Given exercise
Take every line that has the string "text" and copy it out.

++++

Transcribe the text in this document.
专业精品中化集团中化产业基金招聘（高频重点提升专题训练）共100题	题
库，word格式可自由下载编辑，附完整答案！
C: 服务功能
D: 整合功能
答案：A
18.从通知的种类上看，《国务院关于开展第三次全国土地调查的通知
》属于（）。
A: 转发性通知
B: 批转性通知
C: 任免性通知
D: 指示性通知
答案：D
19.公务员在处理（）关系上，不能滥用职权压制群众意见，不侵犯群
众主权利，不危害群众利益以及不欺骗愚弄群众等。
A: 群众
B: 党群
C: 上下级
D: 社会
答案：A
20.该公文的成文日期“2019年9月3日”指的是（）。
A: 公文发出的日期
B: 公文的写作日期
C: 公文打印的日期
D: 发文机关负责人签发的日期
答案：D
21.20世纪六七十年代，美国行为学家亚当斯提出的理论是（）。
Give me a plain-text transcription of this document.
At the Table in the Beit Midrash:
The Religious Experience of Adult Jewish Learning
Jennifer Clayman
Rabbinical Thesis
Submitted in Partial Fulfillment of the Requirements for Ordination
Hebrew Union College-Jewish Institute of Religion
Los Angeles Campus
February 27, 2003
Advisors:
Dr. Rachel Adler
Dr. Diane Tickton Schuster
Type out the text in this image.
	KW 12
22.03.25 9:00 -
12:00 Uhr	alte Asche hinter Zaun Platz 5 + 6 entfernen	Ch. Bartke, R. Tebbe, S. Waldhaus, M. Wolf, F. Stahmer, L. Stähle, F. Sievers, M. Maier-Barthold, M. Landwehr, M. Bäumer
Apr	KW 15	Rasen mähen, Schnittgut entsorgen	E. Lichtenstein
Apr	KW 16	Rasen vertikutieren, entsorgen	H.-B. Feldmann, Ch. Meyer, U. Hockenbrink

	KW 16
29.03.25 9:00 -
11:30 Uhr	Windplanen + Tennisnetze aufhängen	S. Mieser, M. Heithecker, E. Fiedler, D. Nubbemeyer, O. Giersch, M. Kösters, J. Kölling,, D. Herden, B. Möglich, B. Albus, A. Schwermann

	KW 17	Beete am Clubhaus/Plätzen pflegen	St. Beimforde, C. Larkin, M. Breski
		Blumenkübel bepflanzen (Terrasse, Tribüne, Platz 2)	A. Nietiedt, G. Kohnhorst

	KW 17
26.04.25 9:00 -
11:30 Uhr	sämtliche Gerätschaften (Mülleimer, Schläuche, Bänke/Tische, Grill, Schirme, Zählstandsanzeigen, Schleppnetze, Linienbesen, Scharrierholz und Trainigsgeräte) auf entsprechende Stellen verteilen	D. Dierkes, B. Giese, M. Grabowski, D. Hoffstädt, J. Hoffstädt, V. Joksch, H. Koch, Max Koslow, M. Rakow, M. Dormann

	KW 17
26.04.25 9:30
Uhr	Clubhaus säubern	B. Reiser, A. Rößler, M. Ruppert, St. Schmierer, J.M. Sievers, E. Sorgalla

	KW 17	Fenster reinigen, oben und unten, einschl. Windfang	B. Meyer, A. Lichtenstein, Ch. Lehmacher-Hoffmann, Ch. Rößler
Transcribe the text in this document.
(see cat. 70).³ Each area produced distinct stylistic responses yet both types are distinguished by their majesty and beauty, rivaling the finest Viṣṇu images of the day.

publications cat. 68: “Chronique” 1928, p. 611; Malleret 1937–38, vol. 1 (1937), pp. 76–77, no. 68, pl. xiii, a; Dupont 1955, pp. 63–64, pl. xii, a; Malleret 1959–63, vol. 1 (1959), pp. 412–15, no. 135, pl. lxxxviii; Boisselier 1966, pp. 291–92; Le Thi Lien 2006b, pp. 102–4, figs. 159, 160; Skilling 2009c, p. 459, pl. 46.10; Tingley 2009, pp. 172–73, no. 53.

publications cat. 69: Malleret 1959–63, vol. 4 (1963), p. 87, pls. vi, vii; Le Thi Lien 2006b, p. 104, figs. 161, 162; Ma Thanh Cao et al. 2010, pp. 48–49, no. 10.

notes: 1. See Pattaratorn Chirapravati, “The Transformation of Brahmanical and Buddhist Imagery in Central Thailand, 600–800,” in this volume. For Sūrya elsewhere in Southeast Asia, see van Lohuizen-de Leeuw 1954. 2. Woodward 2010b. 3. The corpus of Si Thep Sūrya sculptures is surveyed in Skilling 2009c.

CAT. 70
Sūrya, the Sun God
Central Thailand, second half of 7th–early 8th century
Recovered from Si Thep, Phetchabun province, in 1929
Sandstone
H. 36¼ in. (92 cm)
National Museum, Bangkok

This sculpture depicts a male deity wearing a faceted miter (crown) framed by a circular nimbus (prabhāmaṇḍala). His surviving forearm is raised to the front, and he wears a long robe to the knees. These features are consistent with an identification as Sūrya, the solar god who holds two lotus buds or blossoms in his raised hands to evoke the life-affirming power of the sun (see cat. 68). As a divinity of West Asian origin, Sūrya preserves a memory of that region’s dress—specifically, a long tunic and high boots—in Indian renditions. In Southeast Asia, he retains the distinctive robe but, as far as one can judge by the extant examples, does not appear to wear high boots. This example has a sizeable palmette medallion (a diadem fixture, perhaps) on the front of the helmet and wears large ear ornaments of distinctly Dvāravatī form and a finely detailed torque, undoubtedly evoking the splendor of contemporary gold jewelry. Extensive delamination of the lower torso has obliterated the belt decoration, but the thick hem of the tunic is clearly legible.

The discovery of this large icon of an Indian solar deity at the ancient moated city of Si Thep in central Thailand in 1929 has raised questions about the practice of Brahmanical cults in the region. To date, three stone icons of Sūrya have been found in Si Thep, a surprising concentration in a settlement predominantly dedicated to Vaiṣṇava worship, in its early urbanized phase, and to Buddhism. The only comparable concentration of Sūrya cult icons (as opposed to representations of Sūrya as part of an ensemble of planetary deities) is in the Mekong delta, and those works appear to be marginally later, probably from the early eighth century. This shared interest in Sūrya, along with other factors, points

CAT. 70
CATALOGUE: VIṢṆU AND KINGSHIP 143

++++

Output for this exercise
Transcribe the text in this document.
Give me a plain-text transcription of this document.
Type out the text in this image.
Transcribe the text in this document.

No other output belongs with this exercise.